▶ [EXTRACTED RECORDS]
•••••
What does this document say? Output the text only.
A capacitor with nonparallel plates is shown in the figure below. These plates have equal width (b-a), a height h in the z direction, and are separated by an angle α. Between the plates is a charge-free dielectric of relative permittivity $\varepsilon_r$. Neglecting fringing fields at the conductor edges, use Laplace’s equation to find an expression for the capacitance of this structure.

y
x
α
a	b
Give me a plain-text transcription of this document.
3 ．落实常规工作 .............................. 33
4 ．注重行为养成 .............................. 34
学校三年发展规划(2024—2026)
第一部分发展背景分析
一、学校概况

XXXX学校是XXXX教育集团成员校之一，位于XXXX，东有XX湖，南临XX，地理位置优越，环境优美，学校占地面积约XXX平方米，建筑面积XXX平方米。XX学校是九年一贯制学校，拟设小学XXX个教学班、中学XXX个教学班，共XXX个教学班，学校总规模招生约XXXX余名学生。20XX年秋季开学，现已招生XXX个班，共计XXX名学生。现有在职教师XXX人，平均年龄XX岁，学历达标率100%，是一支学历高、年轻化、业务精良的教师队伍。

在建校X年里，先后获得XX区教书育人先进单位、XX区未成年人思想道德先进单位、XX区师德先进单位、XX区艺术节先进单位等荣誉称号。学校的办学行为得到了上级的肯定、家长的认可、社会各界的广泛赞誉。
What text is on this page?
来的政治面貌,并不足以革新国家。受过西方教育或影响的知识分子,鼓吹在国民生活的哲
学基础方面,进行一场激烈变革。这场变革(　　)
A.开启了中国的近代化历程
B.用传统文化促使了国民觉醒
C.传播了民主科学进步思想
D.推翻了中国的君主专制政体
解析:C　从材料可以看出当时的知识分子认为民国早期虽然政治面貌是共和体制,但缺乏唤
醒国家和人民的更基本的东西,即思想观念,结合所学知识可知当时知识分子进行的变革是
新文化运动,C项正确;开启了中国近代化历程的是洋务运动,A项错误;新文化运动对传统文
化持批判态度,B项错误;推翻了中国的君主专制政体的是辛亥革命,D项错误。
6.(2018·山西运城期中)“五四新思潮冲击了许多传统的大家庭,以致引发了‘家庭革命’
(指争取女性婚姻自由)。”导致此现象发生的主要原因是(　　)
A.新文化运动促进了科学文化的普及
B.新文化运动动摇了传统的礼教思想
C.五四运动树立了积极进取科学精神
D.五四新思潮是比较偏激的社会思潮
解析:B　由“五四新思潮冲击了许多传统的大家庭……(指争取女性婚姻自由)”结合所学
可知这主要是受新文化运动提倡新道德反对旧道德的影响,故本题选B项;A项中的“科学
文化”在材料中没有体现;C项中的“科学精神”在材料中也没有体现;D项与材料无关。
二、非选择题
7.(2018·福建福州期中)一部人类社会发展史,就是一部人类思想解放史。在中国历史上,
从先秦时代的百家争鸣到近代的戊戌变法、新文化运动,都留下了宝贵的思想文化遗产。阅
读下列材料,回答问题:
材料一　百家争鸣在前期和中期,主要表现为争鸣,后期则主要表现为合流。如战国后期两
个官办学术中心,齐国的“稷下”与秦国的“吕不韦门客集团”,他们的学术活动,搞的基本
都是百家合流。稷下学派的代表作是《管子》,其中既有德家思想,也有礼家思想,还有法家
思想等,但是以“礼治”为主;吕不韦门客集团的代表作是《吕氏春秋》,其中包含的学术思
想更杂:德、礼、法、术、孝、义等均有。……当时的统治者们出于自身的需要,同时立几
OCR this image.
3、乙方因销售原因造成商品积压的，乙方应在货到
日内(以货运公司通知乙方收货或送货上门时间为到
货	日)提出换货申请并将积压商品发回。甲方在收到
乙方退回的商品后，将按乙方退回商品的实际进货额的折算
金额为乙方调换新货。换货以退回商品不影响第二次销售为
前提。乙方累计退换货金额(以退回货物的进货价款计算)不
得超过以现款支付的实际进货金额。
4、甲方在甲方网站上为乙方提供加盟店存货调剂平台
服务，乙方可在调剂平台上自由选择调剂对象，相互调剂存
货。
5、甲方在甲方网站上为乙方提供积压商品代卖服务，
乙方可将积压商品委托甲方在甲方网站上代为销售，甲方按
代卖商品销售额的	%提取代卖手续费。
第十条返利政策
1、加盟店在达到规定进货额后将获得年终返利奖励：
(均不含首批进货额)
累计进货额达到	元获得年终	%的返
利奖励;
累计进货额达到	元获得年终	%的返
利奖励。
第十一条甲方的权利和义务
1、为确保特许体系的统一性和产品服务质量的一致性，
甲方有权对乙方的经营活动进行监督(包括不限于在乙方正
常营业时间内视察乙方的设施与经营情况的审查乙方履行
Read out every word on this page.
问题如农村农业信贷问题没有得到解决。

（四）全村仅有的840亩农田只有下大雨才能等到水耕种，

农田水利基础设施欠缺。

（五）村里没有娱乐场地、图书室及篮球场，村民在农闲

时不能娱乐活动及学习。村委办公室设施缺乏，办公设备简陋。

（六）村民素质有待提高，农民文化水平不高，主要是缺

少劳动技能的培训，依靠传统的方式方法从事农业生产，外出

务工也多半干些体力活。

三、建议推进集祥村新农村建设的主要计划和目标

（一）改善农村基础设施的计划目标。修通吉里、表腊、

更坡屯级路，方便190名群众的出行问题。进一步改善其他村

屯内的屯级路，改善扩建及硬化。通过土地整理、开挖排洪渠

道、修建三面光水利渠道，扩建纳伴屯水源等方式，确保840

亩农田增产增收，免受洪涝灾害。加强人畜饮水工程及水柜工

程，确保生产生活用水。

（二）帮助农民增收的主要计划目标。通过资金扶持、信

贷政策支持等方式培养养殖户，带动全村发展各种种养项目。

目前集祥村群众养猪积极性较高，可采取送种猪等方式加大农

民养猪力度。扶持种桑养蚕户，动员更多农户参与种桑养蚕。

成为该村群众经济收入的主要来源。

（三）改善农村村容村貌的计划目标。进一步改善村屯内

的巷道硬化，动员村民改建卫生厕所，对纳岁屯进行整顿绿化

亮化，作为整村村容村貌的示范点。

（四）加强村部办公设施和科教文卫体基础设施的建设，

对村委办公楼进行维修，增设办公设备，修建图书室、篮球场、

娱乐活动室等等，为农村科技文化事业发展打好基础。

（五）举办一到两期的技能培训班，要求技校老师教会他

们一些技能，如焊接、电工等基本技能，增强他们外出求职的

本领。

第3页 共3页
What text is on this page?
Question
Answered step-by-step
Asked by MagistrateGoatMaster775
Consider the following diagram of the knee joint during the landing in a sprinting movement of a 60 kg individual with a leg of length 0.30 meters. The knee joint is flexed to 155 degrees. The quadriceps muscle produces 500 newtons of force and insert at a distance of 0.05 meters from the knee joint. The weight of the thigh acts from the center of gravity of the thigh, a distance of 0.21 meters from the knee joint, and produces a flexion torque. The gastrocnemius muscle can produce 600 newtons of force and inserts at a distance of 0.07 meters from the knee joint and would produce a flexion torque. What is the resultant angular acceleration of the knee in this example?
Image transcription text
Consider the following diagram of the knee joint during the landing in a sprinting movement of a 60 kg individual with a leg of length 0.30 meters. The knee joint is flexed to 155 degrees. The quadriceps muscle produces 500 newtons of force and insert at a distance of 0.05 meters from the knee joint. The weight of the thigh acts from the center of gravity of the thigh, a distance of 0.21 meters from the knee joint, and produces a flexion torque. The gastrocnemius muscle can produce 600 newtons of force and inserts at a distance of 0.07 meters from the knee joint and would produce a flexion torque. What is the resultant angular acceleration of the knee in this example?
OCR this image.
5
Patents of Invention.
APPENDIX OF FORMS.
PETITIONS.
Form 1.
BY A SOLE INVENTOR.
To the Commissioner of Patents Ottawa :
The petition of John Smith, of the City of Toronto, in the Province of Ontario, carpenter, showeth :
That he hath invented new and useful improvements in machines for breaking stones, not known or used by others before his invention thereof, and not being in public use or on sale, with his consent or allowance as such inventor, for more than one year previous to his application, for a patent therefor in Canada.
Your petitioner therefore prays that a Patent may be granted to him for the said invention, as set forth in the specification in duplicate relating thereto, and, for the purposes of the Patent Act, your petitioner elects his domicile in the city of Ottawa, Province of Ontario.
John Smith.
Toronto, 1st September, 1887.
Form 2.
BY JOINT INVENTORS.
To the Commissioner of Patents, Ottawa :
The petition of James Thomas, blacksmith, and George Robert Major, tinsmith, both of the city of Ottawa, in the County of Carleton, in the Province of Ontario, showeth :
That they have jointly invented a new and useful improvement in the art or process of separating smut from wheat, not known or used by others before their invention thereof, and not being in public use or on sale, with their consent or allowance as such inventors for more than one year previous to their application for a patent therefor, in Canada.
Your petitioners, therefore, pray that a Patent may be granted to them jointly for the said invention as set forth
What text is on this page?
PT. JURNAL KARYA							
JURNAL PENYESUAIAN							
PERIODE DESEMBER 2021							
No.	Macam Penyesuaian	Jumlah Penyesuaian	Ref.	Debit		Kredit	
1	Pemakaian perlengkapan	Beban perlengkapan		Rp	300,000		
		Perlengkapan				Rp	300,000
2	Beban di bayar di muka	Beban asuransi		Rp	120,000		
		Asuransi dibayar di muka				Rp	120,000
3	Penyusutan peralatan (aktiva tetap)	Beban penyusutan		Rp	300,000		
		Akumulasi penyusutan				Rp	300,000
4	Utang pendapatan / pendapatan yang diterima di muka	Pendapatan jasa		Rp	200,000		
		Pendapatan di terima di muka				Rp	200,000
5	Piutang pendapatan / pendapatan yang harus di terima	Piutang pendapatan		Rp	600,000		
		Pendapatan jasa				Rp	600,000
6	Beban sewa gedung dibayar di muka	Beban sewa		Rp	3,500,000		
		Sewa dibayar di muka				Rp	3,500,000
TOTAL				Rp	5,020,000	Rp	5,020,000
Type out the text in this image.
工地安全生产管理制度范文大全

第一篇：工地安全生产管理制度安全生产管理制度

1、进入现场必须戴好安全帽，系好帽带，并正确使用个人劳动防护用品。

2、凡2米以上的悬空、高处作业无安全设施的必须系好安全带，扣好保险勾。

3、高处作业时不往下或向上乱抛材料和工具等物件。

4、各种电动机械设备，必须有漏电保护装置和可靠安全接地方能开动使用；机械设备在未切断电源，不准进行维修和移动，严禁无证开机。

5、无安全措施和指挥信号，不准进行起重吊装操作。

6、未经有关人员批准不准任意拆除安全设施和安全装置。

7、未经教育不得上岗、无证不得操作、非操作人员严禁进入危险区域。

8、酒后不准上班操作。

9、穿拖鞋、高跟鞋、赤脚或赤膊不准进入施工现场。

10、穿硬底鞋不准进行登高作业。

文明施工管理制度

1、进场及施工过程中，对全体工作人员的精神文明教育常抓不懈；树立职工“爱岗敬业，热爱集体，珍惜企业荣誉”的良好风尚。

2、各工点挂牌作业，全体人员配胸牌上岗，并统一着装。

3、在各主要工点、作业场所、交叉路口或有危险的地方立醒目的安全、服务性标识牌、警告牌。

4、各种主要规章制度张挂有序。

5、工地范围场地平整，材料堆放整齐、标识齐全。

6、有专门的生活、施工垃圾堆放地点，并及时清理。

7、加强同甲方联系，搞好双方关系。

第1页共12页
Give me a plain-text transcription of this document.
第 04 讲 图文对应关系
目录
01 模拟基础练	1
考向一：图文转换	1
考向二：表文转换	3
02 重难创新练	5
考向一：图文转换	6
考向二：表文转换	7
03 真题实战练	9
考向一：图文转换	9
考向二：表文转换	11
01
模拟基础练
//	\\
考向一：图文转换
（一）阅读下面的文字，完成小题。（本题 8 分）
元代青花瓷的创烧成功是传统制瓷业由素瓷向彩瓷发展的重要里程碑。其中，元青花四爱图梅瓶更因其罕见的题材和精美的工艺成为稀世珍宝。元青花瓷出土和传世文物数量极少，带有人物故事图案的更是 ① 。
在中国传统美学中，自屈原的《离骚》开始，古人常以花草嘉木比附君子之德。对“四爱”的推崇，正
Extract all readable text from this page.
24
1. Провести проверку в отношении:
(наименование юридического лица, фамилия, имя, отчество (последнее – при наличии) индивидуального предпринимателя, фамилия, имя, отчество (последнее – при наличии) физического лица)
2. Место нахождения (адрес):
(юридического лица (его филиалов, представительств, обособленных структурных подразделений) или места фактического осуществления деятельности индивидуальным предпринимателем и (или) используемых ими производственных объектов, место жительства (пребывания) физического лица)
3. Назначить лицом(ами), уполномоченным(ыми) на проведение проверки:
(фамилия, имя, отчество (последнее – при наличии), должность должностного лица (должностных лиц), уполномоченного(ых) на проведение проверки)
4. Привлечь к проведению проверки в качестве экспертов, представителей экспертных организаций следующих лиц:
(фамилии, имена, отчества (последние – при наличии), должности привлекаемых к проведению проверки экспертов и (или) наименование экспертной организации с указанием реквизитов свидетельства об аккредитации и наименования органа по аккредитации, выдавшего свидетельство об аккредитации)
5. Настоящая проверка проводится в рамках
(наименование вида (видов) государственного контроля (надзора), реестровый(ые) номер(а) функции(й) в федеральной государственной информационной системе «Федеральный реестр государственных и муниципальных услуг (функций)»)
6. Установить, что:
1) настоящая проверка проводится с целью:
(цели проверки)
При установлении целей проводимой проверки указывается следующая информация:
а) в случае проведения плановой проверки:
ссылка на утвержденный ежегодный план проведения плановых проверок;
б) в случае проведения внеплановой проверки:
•••••
▶ [GOAL] Copy every line from the entries that contains the word "previous".

▶ [TASK SOLUTION]
That he hath invented new and useful improvements in machines for breaking stones, not known or used by others before his invention thereof, and not being in public use or on sale, with his consent or allowance as such inventor, for more than one year previous to his application, for a patent therefor in Canada.
That they have jointly invented a new and useful improvement in the art or process of separating smut from wheat, not known or used by others before their invention thereof, and not being in public use or on sale, with their consent or allowance as such inventors for more than one year previous to their application for a patent therefor, in Canada.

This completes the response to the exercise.